→ ОТРЫВОК ДОКУМЕНТА

-------------------------

Но драма в Тихом океане уже разворачивалась. Во время самой атаки на Пёрл-Харбор орудийные расчеты подлодок «Таутог» и «Нарвал» разделили с миноносцем славу за уничтожение одного из атакующих японских самолетов. Несколькими часами позднее обстрел Мидуэя японскими военными кораблями прекратился из-за появления в радиусе атаки противника «Аргонавта». И только через три дня после Пёрл-Харбоpa [12] военный корабль противника недалеко от острова Уэйк был поврежден «Тритоном» в первой торпедной атаке подводной лодки Тихоокеанского флота. А «Суодфиш» потопила большое грузовое судно только через восемь дней после атаки на Пёрл-Харбор, и это первое подтвержденное потопление японского судна субмариной ВМФ США. Таким образом, прежде чем мы вернулись после задания по обороне порта Сан-Диего, наши подлодки на Тихом океане приступили к суровой миссии: торпедированию как торговых вражеских грузовых судов, так и кораблей военного флота, как только и когда только они попадутся.

По мере развертывания боевых действий результаты были все более впечатляющими. Намучившись на первых порах с несовершенными торпедами, с неподходящим оборудованием, наши подводники выработали собственные приемы нового для Америки вида боевых действий и вскоре стали управляться со своими субмаринами уверенно. Общее число потопленных вражеских грузовых судов постоянно росло в течение 1942-го и 1943 годов и достигло пика к концу 1944 года, а сократилось в последние месяцы войны из-за резко уменьшившегося числа бороздивших океан японских военных кораблей и торговых судов. Но потоплять их продолжали до самого конца. Японская подводная лодка «1–373», последняя из крупных субмарин, была потоплена лодкой «Спайкфиш» 13 августа 1945 года. А Левеллин, командир лодки «Торск», потопил два корабля береговой охраны 14 августа, всего за несколько часов до окончания войны.

Эта война дорого обошлась подводникам. Из всего личного состава подводного флота со средней численностью 14 750 офицеров и матросов [13] погибли 374 офицера и 3131 матрос. Из строя были выведены 52 из 88 субмарин, 42 из них потоплены противником. Но нам было чем гордиться.

-------------------------

Строки разметки:
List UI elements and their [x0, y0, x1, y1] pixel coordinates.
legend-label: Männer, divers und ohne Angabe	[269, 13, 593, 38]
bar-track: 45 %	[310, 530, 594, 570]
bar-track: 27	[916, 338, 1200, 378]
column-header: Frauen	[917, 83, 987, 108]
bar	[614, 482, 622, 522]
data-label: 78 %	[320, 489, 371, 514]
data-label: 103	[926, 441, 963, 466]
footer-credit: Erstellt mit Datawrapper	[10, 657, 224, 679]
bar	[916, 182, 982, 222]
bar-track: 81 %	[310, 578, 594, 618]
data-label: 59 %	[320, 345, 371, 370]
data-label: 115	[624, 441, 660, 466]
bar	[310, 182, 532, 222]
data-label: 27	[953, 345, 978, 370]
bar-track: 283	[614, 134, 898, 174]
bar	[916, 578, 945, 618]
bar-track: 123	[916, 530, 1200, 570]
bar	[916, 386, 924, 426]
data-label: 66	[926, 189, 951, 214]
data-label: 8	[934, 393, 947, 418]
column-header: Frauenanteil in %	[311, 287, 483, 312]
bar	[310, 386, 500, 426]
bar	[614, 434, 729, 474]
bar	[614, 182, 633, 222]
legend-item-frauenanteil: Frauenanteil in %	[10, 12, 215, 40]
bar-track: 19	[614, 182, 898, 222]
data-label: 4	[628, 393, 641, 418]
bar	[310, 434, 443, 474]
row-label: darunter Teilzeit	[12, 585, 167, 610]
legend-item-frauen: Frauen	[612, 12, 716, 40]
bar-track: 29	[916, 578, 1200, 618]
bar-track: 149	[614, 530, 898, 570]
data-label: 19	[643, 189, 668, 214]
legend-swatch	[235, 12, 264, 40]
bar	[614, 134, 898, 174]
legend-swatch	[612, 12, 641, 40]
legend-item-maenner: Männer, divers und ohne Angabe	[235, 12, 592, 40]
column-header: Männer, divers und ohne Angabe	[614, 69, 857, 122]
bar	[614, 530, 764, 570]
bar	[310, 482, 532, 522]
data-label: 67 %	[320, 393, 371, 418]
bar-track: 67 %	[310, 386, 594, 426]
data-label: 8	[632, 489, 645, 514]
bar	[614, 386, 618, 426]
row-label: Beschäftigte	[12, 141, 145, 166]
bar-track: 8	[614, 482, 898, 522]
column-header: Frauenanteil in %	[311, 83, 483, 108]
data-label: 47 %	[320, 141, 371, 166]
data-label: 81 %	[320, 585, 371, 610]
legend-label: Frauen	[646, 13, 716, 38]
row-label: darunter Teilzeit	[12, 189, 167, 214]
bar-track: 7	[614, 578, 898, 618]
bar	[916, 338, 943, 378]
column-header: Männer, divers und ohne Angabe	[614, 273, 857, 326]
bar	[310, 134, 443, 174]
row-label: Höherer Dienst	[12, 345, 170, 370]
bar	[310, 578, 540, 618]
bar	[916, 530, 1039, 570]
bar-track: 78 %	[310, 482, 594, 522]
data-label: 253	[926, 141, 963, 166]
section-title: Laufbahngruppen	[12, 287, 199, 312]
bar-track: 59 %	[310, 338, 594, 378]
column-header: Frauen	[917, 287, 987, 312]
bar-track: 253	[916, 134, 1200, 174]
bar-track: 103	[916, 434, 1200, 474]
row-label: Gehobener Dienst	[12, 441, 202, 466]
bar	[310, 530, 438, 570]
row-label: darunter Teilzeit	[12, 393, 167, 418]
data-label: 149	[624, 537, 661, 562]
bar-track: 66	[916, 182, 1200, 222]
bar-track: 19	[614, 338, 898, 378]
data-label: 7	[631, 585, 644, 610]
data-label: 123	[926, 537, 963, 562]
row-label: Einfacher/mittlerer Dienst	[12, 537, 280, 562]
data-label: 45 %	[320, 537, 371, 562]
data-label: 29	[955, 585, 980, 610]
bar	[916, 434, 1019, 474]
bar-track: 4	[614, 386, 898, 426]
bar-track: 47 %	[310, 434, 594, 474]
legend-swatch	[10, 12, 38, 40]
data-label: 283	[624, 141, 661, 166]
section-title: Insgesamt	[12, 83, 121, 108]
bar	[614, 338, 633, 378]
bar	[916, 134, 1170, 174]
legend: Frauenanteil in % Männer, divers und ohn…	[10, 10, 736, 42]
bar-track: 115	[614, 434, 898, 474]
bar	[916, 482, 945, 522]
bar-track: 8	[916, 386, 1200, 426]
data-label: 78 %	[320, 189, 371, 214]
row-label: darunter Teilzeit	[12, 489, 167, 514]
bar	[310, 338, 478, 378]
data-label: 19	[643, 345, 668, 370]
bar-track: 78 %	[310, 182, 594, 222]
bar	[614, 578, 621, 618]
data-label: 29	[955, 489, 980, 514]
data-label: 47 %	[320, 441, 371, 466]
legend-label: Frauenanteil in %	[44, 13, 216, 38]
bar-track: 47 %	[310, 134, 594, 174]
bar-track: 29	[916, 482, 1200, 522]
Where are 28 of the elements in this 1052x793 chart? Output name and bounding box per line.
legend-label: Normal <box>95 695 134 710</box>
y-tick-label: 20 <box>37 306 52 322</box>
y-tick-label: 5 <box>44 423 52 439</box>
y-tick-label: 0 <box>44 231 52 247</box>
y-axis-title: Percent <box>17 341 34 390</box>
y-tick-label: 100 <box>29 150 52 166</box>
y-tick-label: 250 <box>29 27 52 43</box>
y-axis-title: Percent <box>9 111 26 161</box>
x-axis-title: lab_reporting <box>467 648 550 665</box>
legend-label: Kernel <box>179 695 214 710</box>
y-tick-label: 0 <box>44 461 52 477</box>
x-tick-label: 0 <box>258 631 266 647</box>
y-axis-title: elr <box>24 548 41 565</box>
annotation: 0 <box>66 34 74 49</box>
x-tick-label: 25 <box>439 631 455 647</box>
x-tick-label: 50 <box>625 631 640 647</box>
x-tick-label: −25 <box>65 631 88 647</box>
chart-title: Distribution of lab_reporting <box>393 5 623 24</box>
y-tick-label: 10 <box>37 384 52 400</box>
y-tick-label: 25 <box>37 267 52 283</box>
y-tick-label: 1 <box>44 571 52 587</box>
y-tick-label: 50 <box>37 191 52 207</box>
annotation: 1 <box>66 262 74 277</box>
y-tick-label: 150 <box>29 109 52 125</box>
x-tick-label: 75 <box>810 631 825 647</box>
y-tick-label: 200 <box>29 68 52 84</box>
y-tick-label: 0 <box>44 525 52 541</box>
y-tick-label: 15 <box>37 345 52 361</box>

-------------------------

→ ЧТО СДЕЛАТЬ
a. Ответьте на вопросы по отрывку о подводных лодках:
(i) Какая подлодка потопила большое грузовое судно через восемь дней после атаки на Пёрл-Харбор?
(ii) Какая лодка и в какой день потопила японскую подводную лодку «1–373»?
(iii) Сколько из 88 субмарин было выведено из строя?
b. Выпишите без изменений фрагмент отрывка о подводных лодках от «По мере развертывания» до «до окончания войны.».
Эти строки для работы не понадобятся.

→ ОТВЕТЫ К ЗАДАНИЯМ
a.
(i) «Суодфиш».
(ii) «Спайкфиш», 13 августа 1945 года.
(iii) 52.

b.
По мере развертывания боевых действий результаты были все более впечатляющими. Намучившись на первых порах с несовершенными торпедами, с неподходящим оборудованием, наши подводники выработали собственные приемы нового для Америки вида боевых действий и вскоре стали управляться со своими субмаринами уверенно. Общее число потопленных вражеских грузовых судов постоянно росло в течение 1942-го и 1943 годов и достигло пика к концу 1944 года, а сократилось в последние месяцы войны из-за резко уменьшившегося числа бороздивших океан японских военных кораблей и торговых судов. Но потоплять их продолжали до самого конца. Японская подводная лодка «1–373», последняя из крупных субмарин, была потоплена лодкой «Спайкфиш» 13 августа 1945 года. А Левеллин, командир лодки «Торск», потопил два корабля береговой охраны 14 августа, всего за несколько часов до окончания войны.